* _EXERCISE GOAL_
What is needed is the number of lines below that contain the word "fold", with no other output.

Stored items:
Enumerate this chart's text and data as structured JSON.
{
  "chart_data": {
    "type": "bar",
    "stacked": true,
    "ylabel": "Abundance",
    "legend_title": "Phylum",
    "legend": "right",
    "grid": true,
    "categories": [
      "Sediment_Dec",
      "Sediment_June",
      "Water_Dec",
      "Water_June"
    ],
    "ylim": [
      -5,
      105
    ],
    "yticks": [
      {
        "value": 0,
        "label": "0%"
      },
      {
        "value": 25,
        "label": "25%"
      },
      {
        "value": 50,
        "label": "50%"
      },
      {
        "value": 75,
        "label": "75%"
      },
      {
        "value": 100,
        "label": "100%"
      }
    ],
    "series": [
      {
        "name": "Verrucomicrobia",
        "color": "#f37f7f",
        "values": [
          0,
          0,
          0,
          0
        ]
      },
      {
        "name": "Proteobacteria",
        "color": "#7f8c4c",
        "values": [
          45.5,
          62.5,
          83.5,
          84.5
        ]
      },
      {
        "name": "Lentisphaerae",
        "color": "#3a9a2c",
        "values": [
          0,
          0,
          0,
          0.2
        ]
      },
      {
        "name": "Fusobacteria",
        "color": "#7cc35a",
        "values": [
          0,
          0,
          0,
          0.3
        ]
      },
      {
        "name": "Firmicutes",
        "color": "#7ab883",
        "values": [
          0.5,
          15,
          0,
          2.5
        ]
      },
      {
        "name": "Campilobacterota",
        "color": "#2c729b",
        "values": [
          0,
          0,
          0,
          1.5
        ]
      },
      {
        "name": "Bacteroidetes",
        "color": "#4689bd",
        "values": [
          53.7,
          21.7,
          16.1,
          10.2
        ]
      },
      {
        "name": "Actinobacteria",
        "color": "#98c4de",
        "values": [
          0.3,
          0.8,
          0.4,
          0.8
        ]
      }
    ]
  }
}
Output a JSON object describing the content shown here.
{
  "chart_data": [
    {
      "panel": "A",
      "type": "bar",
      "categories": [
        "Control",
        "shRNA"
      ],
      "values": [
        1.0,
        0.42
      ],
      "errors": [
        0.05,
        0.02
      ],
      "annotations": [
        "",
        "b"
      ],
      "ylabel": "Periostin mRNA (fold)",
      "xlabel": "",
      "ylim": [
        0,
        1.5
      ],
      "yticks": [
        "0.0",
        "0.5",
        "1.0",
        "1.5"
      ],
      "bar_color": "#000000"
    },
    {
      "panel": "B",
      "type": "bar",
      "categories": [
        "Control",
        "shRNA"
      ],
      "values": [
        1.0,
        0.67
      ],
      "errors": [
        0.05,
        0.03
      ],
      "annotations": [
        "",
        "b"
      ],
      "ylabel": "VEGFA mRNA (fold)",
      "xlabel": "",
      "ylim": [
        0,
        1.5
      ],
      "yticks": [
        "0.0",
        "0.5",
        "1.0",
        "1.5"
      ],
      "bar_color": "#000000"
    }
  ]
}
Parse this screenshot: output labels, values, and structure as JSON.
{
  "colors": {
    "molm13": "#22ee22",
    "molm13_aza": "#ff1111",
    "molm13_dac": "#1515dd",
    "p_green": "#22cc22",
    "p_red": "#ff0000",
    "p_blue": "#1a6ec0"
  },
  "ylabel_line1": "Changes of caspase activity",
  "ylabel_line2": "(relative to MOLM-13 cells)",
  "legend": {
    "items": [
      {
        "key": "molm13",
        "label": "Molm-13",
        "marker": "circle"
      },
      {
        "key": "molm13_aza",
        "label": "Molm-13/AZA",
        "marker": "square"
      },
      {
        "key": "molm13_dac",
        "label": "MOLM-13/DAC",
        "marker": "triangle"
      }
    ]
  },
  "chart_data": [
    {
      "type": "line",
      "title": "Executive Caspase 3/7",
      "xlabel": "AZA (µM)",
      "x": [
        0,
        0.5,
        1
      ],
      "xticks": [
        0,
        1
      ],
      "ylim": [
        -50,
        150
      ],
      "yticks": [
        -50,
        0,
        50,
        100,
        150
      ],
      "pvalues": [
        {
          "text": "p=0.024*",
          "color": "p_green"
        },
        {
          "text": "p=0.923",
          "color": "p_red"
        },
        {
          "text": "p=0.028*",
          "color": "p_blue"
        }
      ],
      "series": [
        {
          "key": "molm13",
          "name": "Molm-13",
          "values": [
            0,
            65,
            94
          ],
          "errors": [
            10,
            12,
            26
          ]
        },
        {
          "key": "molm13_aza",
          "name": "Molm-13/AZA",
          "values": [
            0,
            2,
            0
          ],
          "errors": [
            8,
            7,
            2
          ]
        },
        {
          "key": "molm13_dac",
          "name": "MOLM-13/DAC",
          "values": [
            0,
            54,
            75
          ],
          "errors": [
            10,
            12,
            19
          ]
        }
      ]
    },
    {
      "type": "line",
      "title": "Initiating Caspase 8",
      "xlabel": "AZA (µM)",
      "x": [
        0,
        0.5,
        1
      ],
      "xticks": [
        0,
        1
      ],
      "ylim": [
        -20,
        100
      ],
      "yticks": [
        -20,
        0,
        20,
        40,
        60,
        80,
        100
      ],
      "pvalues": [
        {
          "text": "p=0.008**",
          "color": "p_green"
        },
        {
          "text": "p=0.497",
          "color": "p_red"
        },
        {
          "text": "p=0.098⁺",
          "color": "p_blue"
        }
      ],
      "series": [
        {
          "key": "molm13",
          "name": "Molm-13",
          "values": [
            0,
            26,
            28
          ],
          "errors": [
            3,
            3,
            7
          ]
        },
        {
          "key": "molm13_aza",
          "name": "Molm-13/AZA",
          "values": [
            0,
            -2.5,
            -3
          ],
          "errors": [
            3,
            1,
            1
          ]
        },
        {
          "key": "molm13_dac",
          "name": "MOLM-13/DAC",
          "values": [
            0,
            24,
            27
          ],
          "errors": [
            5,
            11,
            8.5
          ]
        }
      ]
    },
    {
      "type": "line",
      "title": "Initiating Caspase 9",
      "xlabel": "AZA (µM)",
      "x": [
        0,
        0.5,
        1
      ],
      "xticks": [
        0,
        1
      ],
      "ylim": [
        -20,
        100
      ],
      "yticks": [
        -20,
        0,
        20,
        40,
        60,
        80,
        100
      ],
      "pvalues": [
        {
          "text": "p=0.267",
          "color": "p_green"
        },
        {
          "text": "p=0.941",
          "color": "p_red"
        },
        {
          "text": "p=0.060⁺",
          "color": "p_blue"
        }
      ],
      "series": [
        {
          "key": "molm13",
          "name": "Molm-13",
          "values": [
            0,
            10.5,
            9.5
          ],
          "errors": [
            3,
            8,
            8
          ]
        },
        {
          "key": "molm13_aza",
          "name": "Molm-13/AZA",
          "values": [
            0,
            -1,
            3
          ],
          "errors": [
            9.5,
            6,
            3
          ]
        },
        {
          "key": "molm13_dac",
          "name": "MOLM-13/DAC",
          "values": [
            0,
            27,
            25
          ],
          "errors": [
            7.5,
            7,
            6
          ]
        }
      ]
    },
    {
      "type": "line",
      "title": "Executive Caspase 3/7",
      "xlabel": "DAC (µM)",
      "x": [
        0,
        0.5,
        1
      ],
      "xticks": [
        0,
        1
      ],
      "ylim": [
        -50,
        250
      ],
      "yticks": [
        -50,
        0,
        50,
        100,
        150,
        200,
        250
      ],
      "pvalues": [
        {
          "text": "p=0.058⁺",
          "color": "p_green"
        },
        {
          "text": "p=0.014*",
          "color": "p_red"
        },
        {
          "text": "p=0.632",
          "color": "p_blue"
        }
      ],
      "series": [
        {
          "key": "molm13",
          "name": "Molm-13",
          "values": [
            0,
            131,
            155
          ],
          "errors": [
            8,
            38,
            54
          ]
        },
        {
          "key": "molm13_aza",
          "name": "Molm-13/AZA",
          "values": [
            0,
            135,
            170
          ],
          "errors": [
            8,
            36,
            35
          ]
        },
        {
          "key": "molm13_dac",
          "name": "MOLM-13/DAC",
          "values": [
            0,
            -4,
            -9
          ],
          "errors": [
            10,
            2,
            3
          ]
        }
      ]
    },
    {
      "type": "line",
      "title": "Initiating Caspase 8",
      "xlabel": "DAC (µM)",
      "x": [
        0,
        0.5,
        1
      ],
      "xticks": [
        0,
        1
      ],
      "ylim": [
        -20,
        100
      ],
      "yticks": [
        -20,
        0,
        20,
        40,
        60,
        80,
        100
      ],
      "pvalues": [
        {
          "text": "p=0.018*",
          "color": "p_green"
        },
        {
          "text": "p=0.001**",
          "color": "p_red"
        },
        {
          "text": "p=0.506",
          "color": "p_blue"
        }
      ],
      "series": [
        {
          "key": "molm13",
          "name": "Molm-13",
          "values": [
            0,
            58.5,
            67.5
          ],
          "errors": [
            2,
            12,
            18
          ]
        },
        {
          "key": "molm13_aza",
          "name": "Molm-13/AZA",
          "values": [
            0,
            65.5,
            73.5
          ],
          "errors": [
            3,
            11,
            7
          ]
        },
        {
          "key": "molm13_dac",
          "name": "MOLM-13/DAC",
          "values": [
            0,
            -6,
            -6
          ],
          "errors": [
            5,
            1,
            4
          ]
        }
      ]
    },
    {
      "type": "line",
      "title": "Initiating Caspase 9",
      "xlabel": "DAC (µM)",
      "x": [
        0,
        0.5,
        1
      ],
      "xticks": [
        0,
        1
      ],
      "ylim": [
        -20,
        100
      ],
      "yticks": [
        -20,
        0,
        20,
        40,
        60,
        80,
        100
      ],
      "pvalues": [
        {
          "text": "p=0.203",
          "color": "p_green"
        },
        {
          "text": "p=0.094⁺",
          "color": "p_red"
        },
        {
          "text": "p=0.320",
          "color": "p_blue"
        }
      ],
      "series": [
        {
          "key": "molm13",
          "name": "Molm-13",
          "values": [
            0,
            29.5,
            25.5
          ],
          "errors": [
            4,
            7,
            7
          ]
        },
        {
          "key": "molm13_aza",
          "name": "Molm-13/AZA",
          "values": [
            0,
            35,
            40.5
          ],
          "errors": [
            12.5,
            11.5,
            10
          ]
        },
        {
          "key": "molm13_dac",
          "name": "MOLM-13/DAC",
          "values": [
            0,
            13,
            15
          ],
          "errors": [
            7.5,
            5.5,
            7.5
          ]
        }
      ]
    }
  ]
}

* _ANSWER FOR THIS EXERCISE_
2